§ Exercise goal: Extract all lines that hold the string "watermark".
───
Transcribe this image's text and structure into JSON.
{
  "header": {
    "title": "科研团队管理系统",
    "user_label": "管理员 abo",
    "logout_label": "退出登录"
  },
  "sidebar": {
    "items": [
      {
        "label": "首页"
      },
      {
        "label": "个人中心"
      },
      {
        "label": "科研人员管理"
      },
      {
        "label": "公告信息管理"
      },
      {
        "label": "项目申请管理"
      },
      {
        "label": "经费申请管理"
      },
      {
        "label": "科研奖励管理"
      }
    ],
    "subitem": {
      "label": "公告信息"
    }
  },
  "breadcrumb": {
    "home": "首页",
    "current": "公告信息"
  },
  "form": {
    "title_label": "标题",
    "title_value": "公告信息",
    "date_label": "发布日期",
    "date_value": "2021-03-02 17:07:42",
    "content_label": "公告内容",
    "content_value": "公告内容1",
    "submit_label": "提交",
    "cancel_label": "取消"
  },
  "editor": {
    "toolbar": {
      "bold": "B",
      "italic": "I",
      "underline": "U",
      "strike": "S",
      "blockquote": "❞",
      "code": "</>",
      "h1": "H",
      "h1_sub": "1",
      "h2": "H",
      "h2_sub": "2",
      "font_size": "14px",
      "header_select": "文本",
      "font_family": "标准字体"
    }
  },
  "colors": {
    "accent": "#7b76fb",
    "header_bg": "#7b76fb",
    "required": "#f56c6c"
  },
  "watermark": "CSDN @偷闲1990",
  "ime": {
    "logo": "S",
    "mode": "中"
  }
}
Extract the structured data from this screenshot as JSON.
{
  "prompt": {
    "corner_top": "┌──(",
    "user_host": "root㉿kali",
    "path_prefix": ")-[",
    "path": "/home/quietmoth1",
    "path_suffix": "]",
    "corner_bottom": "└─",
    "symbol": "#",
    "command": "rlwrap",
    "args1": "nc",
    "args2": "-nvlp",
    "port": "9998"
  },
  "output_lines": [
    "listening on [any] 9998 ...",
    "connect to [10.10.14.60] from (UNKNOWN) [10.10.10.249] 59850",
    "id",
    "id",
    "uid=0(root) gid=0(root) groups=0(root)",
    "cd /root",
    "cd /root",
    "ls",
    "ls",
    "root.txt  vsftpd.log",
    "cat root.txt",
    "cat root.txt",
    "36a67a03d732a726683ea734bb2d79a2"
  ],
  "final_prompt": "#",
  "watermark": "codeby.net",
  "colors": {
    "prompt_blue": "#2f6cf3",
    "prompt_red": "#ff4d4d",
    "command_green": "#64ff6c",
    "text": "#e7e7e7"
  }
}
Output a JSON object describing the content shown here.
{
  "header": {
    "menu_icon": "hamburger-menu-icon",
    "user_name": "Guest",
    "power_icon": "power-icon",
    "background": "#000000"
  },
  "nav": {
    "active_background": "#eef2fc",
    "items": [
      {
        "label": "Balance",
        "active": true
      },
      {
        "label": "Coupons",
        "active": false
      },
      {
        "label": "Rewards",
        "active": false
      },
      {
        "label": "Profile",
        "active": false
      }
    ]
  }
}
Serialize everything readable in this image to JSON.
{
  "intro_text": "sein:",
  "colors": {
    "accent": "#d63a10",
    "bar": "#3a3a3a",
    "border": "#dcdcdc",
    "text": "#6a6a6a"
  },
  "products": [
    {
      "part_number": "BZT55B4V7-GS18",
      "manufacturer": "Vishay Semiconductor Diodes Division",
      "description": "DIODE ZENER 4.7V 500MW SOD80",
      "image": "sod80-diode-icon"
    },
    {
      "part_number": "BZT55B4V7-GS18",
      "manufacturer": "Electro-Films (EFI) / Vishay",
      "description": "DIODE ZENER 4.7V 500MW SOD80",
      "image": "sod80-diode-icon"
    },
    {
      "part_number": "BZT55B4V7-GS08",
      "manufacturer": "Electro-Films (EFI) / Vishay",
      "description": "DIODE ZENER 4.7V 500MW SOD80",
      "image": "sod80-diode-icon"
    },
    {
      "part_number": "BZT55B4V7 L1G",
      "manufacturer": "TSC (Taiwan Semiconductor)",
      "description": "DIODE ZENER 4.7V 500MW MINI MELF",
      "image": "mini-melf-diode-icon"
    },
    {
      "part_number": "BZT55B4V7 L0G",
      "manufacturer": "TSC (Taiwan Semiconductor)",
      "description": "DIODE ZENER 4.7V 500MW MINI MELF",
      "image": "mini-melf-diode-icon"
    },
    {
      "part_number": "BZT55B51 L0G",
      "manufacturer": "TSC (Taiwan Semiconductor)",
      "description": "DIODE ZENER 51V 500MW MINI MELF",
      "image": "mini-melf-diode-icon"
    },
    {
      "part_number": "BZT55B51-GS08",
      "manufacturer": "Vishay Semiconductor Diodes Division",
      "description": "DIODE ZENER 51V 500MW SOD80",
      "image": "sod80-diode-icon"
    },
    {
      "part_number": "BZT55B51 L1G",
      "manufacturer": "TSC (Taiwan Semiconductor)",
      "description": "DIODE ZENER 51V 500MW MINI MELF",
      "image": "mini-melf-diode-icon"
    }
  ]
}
───
§ Solution:
  "watermark": "CSDN @偷闲1990",
  "watermark": "codeby.net",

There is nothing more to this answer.